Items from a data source
## BEGIN

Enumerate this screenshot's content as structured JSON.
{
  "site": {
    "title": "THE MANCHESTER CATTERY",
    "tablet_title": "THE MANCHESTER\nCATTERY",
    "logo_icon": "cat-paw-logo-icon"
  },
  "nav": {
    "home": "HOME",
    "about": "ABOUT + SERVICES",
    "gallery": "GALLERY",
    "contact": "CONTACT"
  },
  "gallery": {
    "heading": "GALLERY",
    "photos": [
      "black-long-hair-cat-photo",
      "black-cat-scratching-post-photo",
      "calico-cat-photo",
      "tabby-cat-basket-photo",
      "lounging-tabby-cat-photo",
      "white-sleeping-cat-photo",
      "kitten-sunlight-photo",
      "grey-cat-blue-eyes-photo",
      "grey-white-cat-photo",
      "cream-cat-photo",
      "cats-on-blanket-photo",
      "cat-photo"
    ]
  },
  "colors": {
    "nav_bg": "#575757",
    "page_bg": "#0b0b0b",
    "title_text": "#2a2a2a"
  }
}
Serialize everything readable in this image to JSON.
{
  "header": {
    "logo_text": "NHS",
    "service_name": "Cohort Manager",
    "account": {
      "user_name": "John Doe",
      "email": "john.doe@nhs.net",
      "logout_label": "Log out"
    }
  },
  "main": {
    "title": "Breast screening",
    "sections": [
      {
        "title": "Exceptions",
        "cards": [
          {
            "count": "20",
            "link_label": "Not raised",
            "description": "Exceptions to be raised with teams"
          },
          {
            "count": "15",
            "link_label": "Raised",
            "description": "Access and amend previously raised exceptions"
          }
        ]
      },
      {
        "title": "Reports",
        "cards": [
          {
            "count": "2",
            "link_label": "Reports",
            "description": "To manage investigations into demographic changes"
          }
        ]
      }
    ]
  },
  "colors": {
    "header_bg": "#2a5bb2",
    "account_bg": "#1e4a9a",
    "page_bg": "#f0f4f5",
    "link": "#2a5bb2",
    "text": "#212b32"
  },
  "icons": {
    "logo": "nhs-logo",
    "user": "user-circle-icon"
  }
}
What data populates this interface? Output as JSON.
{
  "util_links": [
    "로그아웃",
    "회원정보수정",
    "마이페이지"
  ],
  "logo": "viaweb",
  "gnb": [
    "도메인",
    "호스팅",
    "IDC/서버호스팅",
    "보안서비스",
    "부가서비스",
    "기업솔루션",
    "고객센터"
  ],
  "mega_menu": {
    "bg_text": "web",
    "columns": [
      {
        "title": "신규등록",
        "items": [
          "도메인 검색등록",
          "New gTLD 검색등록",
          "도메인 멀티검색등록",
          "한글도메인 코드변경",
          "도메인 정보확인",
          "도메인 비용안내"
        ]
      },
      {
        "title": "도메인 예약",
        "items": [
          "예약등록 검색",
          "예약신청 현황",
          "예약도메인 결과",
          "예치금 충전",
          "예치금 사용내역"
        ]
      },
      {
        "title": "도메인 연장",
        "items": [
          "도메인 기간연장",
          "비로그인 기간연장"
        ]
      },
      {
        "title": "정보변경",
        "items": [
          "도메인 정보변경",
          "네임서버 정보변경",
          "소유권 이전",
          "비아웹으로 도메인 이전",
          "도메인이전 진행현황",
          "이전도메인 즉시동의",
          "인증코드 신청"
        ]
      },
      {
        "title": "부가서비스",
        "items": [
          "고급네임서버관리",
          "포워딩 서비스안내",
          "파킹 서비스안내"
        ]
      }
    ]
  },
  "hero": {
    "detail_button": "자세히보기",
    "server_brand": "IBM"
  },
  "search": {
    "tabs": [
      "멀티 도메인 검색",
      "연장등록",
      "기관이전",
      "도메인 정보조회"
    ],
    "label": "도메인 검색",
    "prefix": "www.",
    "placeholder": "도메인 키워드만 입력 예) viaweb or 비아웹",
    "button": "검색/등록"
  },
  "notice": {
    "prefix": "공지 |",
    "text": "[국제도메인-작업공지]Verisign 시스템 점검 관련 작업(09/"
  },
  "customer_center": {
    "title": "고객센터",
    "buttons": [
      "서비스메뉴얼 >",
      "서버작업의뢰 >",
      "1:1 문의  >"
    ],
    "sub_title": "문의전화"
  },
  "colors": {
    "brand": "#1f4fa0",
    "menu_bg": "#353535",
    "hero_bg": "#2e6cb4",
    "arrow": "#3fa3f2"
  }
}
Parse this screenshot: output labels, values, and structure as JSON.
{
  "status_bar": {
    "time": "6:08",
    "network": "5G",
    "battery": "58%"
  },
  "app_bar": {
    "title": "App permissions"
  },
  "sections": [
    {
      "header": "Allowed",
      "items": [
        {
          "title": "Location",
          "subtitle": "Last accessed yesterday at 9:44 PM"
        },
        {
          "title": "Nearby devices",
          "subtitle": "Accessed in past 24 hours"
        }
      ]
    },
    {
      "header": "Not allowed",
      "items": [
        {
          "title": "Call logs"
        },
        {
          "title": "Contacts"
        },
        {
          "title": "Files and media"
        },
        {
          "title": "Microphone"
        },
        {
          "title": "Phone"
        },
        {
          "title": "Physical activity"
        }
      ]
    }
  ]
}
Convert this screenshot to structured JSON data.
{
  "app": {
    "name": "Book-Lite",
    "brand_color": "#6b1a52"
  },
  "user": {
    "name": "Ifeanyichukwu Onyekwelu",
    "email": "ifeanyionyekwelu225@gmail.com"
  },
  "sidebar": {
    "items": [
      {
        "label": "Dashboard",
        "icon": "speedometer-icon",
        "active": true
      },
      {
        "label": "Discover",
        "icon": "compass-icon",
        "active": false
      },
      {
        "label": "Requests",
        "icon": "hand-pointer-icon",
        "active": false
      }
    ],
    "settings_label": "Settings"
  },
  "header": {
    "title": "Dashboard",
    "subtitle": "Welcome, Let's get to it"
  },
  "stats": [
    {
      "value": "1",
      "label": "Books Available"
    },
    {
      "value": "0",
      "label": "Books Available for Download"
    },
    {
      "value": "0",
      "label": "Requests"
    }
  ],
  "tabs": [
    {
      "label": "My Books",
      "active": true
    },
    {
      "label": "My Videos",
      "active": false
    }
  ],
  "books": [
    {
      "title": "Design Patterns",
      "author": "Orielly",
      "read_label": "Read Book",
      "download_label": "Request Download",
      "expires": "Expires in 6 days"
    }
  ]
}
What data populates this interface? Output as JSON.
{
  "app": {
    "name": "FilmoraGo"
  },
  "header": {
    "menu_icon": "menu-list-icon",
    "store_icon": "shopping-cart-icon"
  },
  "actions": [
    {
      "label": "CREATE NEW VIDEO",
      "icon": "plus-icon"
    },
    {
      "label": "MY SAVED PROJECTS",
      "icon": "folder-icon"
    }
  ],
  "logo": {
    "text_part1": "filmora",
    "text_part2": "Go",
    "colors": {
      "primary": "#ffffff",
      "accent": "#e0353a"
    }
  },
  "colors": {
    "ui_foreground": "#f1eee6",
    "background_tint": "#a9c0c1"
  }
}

## END

Task goal ▸ Lines that include the word "tabby" are to be extracted from the data above.

Answer to the task ▸
      "tabby-cat-basket-photo",
      "lounging-tabby-cat-photo",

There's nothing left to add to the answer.